TO DO:
Restate the records below word for word, and omit the images they hold.

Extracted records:
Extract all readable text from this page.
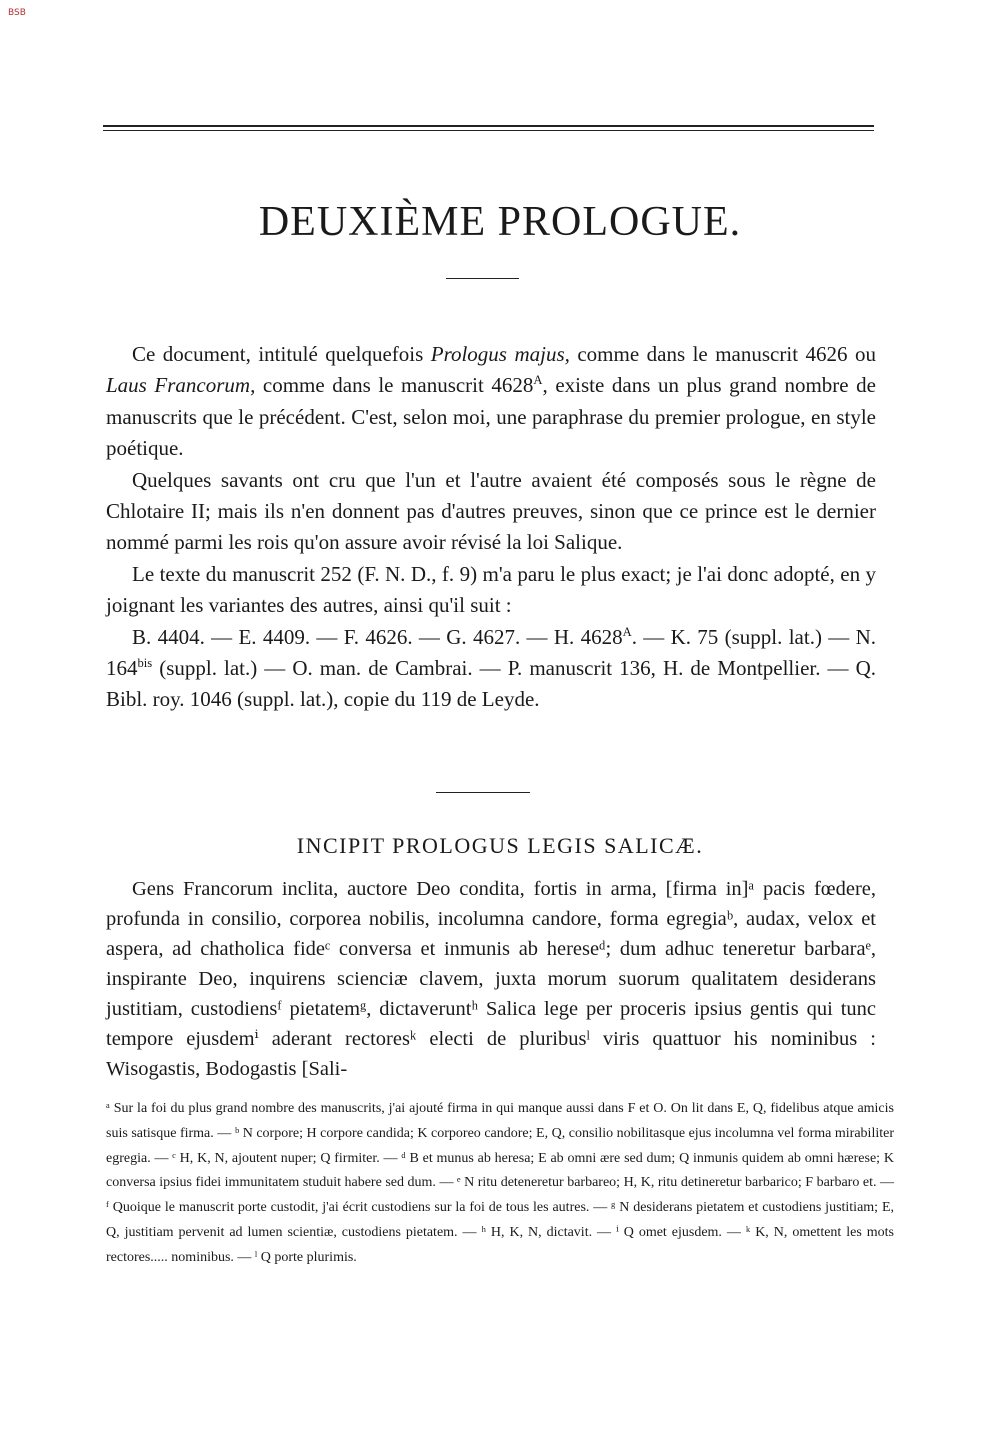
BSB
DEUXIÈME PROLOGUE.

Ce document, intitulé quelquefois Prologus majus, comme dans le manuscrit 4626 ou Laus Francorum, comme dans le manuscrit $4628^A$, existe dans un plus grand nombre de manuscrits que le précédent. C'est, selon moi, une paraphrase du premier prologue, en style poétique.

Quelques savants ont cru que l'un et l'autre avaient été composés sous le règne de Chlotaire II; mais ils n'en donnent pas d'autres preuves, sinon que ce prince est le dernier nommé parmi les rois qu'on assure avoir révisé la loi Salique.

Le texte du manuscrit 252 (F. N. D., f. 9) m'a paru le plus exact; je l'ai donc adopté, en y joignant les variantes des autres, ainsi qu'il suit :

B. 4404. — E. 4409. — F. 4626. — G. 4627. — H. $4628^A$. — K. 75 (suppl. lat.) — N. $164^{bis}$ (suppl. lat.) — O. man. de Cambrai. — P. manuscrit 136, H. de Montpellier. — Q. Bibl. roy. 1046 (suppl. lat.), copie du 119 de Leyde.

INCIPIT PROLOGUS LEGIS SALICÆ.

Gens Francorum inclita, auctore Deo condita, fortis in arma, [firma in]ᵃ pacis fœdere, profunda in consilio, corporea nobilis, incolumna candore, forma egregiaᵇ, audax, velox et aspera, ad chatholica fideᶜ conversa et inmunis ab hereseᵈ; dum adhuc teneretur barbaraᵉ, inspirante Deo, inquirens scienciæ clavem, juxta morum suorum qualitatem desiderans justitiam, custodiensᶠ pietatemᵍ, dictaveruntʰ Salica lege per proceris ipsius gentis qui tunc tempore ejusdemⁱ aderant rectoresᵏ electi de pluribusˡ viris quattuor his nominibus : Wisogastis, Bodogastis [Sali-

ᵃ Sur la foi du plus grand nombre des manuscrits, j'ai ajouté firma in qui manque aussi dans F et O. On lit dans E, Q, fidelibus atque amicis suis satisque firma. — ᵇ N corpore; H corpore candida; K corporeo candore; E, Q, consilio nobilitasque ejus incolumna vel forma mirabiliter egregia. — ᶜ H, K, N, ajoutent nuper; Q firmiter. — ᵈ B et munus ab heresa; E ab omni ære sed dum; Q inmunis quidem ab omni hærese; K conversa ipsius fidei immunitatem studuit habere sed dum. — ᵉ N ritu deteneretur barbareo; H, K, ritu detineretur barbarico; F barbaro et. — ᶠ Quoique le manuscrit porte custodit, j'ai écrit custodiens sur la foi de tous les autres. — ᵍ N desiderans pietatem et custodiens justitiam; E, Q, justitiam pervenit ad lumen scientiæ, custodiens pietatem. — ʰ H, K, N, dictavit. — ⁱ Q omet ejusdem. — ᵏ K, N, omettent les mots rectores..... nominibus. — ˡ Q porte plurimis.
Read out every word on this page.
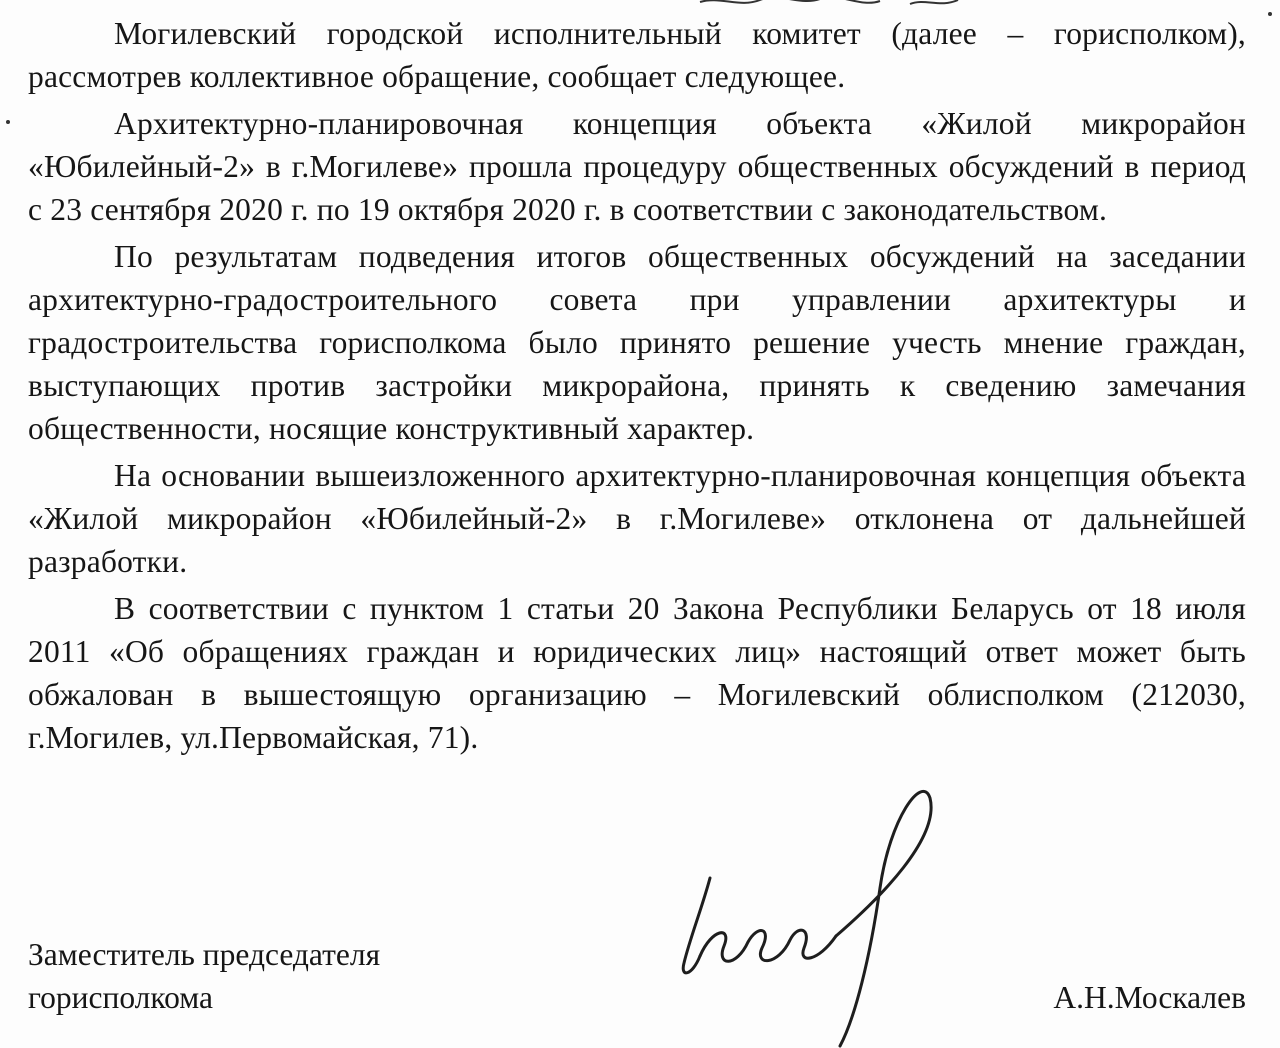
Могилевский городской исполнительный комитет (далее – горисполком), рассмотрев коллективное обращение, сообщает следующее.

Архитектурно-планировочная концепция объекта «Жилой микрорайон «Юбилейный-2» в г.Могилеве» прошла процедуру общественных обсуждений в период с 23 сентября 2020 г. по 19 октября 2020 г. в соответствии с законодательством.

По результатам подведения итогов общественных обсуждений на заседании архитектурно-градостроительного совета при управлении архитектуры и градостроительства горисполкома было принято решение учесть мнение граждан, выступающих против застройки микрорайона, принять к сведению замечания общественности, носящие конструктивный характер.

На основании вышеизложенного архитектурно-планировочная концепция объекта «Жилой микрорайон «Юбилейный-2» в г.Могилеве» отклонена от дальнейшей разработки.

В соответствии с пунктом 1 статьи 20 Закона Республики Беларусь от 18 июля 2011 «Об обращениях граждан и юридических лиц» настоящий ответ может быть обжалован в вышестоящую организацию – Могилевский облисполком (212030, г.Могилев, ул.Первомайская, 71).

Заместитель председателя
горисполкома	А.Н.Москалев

TASK RESULT:
Extract all readable text from this page.
BSB
DEUXIÈME PROLOGUE.

Ce document, intitulé quelquefois Prologus majus, comme dans le manuscrit 4626 ou Laus Francorum, comme dans le manuscrit $4628^A$, existe dans un plus grand nombre de manuscrits que le précédent. C'est, selon moi, une paraphrase du premier prologue, en style poétique.

Quelques savants ont cru que l'un et l'autre avaient été composés sous le règne de Chlotaire II; mais ils n'en donnent pas d'autres preuves, sinon que ce prince est le dernier nommé parmi les rois qu'on assure avoir révisé la loi Salique.

Le texte du manuscrit 252 (F. N. D., f. 9) m'a paru le plus exact; je l'ai donc adopté, en y joignant les variantes des autres, ainsi qu'il suit :

B. 4404. — E. 4409. — F. 4626. — G. 4627. — H. $4628^A$. — K. 75 (suppl. lat.) — N. $164^{bis}$ (suppl. lat.) — O. man. de Cambrai. — P. manuscrit 136, H. de Montpellier. — Q. Bibl. roy. 1046 (suppl. lat.), copie du 119 de Leyde.

INCIPIT PROLOGUS LEGIS SALICÆ.

Gens Francorum inclita, auctore Deo condita, fortis in arma, [firma in]ᵃ pacis fœdere, profunda in consilio, corporea nobilis, incolumna candore, forma egregiaᵇ, audax, velox et aspera, ad chatholica fideᶜ conversa et inmunis ab hereseᵈ; dum adhuc teneretur barbaraᵉ, inspirante Deo, inquirens scienciæ clavem, juxta morum suorum qualitatem desiderans justitiam, custodiensᶠ pietatemᵍ, dictaveruntʰ Salica lege per proceris ipsius gentis qui tunc tempore ejusdemⁱ aderant rectoresᵏ electi de pluribusˡ viris quattuor his nominibus : Wisogastis, Bodogastis [Sali-

ᵃ Sur la foi du plus grand nombre des manuscrits, j'ai ajouté firma in qui manque aussi dans F et O. On lit dans E, Q, fidelibus atque amicis suis satisque firma. — ᵇ N corpore; H corpore candida; K corporeo candore; E, Q, consilio nobilitasque ejus incolumna vel forma mirabiliter egregia. — ᶜ H, K, N, ajoutent nuper; Q firmiter. — ᵈ B et munus ab heresa; E ab omni ære sed dum; Q inmunis quidem ab omni hærese; K conversa ipsius fidei immunitatem studuit habere sed dum. — ᵉ N ritu deteneretur barbareo; H, K, ritu detineretur barbarico; F barbaro et. — ᶠ Quoique le manuscrit porte custodit, j'ai écrit custodiens sur la foi de tous les autres. — ᵍ N desiderans pietatem et custodiens justitiam; E, Q, justitiam pervenit ad lumen scientiæ, custodiens pietatem. — ʰ H, K, N, dictavit. — ⁱ Q omet ejusdem. — ᵏ K, N, omettent les mots rectores..... nominibus. — ˡ Q porte plurimis.
Read out every word on this page.
Могилевский городской исполнительный комитет (далее – горисполком), рассмотрев коллективное обращение, сообщает следующее.

Архитектурно-планировочная концепция объекта «Жилой микрорайон «Юбилейный-2» в г.Могилеве» прошла процедуру общественных обсуждений в период с 23 сентября 2020 г. по 19 октября 2020 г. в соответствии с законодательством.

По результатам подведения итогов общественных обсуждений на заседании архитектурно-градостроительного совета при управлении архитектуры и градостроительства горисполкома было принято решение учесть мнение граждан, выступающих против застройки микрорайона, принять к сведению замечания общественности, носящие конструктивный характер.

На основании вышеизложенного архитектурно-планировочная концепция объекта «Жилой микрорайон «Юбилейный-2» в г.Могилеве» отклонена от дальнейшей разработки.

В соответствии с пунктом 1 статьи 20 Закона Республики Беларусь от 18 июля 2011 «Об обращениях граждан и юридических лиц» настоящий ответ может быть обжалован в вышестоящую организацию – Могилевский облисполком (212030, г.Могилев, ул.Первомайская, 71).

Заместитель председателя
горисполкома	А.Н.Москалев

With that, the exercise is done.